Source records

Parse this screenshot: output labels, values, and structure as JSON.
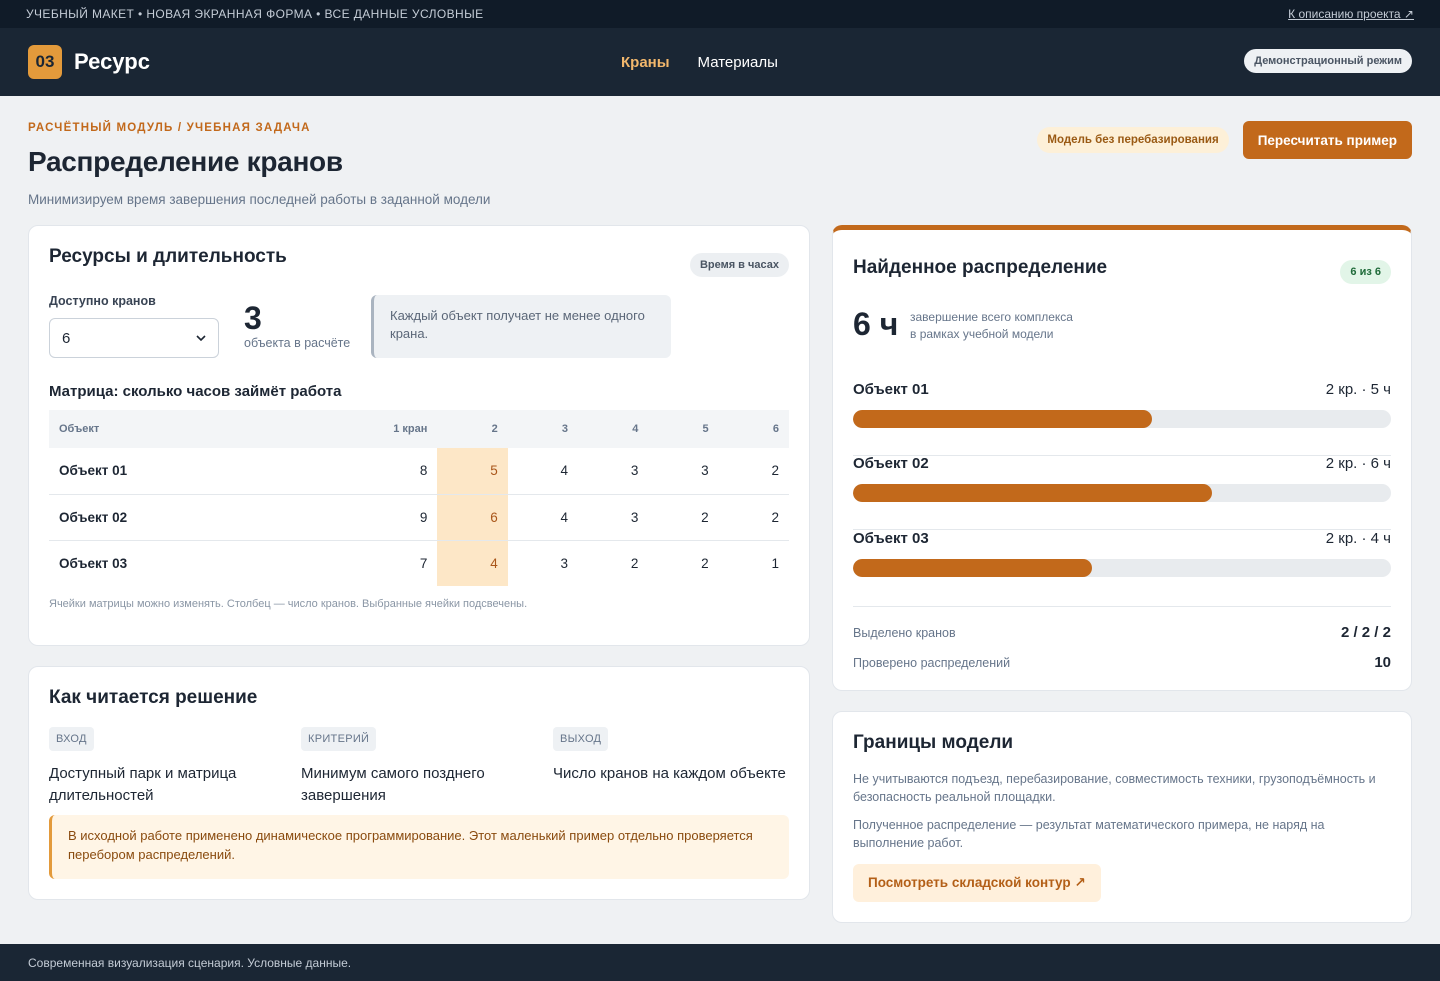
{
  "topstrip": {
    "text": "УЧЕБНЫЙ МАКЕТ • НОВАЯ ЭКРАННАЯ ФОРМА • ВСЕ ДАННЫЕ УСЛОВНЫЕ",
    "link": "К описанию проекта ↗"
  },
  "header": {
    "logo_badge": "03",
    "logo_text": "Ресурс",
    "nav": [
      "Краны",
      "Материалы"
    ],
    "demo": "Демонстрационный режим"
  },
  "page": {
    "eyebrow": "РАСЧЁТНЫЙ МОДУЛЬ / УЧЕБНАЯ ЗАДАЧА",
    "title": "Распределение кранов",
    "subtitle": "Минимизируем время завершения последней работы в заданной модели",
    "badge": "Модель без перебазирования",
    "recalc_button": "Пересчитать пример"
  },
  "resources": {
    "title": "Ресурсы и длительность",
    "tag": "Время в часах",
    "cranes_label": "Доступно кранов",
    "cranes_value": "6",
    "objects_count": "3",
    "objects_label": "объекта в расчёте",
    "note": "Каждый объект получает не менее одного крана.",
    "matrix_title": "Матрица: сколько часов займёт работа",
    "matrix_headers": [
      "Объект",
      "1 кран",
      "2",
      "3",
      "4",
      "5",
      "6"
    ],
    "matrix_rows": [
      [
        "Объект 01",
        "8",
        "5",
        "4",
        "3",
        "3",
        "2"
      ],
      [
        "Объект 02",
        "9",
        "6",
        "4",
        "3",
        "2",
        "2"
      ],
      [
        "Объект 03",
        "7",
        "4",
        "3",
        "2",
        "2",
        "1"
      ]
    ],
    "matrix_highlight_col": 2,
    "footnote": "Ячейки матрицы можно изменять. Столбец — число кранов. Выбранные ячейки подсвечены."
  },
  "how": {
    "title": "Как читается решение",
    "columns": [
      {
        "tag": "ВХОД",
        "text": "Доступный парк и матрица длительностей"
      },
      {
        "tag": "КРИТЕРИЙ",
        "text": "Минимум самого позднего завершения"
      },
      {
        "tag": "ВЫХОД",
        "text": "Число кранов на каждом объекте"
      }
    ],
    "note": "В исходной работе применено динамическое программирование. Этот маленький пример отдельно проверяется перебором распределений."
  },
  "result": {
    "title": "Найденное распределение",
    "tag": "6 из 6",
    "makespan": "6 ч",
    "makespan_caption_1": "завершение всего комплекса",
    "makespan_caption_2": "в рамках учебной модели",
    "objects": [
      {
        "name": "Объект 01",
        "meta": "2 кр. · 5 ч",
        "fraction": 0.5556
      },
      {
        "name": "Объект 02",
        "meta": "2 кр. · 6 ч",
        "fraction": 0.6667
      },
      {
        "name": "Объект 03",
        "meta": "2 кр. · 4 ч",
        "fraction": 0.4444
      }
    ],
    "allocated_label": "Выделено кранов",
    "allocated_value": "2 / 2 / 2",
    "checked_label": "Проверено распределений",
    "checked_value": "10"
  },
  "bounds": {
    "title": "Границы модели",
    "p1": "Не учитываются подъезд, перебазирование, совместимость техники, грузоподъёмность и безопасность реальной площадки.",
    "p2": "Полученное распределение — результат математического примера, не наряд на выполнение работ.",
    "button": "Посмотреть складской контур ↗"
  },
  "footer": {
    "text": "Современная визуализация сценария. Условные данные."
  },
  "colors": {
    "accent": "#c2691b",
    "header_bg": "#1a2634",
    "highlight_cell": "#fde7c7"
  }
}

* * *

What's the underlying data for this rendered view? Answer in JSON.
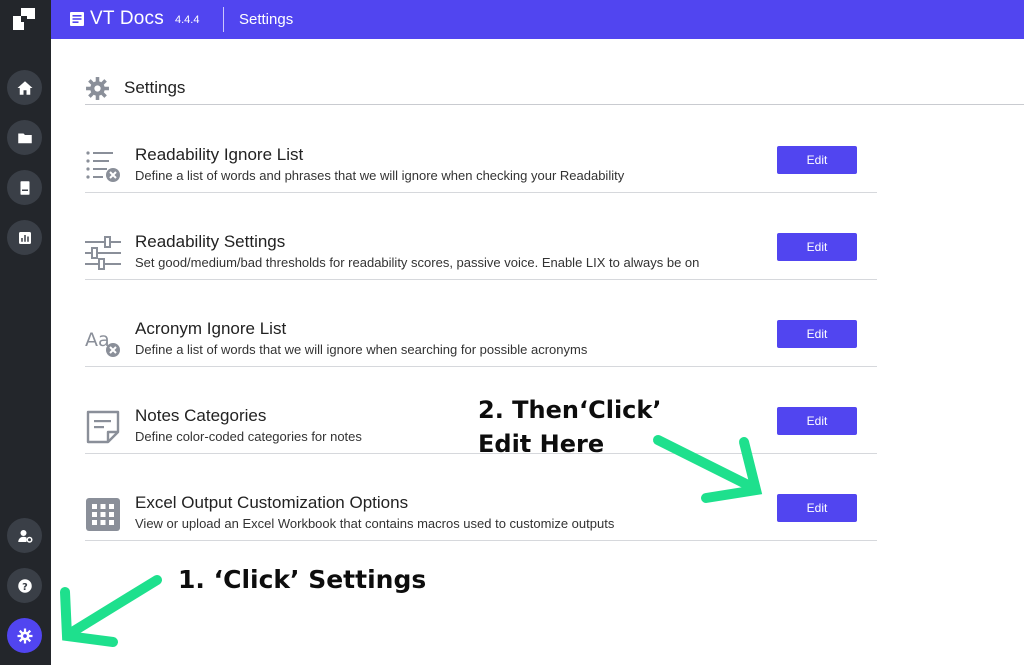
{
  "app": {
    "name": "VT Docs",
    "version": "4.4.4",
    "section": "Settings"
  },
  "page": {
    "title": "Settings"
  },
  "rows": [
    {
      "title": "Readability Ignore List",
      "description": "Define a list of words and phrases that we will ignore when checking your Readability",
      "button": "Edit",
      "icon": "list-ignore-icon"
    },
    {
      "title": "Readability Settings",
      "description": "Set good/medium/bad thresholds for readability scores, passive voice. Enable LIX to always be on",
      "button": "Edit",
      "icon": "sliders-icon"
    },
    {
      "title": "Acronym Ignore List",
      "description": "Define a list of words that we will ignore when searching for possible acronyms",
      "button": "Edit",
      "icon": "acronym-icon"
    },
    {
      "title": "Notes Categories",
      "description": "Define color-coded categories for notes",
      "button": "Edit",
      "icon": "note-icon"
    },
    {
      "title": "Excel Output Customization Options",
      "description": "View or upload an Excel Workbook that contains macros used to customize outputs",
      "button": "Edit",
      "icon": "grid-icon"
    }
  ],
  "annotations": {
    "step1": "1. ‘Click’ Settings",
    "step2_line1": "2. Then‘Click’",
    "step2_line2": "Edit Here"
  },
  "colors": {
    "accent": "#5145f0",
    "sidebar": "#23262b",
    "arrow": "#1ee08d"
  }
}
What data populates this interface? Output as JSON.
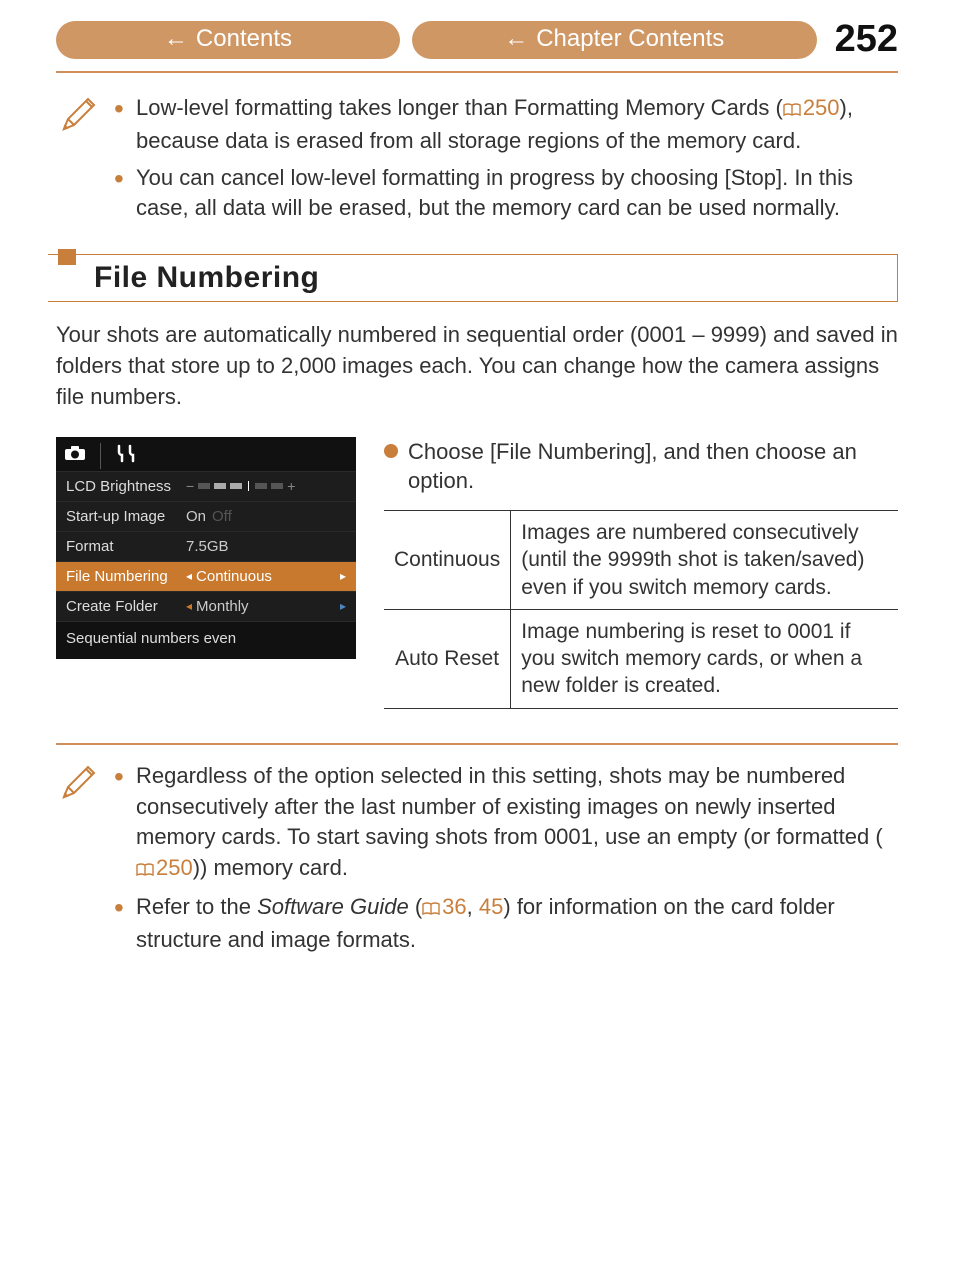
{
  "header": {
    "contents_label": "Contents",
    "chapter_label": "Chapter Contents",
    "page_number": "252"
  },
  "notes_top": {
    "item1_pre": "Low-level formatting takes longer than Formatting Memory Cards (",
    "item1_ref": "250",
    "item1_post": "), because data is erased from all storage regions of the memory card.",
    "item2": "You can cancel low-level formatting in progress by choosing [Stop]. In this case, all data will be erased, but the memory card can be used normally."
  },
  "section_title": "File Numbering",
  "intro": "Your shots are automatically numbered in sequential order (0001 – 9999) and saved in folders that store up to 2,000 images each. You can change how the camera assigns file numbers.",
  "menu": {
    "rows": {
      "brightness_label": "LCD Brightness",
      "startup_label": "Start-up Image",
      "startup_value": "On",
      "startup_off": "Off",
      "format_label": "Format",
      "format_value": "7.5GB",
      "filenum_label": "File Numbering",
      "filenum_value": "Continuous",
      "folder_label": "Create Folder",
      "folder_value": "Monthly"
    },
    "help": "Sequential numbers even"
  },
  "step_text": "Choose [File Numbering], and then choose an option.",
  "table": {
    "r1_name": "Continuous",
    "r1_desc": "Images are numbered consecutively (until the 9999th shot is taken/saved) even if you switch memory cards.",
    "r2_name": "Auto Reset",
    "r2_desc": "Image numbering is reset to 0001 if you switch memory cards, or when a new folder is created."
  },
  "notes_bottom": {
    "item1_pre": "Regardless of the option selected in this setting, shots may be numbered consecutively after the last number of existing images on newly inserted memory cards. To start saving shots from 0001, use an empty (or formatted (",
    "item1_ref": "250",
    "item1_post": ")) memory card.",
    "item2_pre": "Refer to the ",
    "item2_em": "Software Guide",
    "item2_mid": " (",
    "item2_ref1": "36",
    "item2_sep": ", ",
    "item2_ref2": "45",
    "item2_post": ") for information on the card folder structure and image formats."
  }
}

...

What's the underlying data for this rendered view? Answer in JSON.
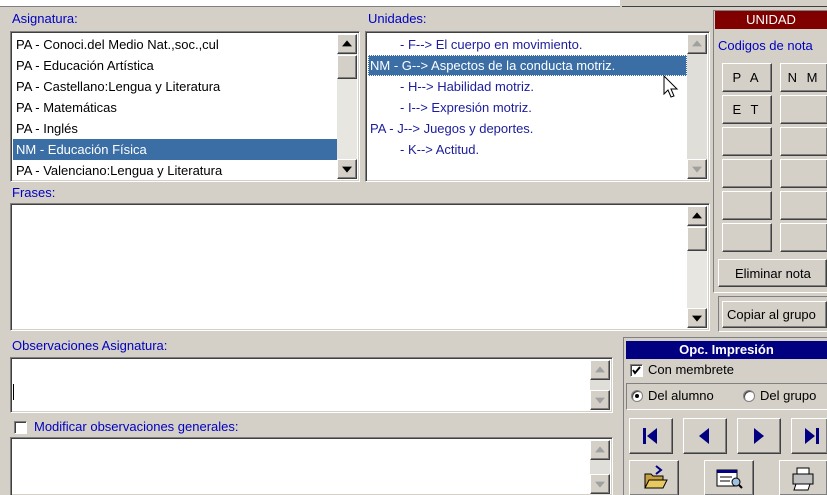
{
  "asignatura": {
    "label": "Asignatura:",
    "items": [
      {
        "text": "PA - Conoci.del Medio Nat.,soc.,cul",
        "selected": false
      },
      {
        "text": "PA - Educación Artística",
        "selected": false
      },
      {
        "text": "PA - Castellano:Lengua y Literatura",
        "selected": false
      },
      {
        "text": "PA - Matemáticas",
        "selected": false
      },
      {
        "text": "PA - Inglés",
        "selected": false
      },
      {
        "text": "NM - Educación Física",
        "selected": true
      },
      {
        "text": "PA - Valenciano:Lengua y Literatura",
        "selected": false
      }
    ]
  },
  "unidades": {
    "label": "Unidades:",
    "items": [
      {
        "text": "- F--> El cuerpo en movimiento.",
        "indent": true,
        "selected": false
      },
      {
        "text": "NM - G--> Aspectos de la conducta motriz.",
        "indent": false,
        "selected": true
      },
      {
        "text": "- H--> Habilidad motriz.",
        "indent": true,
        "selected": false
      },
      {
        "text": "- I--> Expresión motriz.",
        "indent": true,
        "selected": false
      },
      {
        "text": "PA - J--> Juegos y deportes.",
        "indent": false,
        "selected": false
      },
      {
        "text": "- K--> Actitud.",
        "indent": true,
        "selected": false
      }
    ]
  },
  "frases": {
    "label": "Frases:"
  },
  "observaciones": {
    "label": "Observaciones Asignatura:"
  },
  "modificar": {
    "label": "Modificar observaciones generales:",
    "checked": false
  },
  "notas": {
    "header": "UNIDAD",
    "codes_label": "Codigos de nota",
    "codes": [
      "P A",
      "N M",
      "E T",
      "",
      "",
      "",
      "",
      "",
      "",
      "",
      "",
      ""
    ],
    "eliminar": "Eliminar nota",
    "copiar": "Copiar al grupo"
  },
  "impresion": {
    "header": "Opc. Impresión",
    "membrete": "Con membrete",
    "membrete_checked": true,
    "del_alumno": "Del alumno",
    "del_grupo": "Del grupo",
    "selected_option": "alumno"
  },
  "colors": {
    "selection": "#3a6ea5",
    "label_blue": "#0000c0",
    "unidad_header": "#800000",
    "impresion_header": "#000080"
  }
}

- [Written request] Give the number of lines above that hold the word "icon", and nothing more.

- [Response to the exercise] 5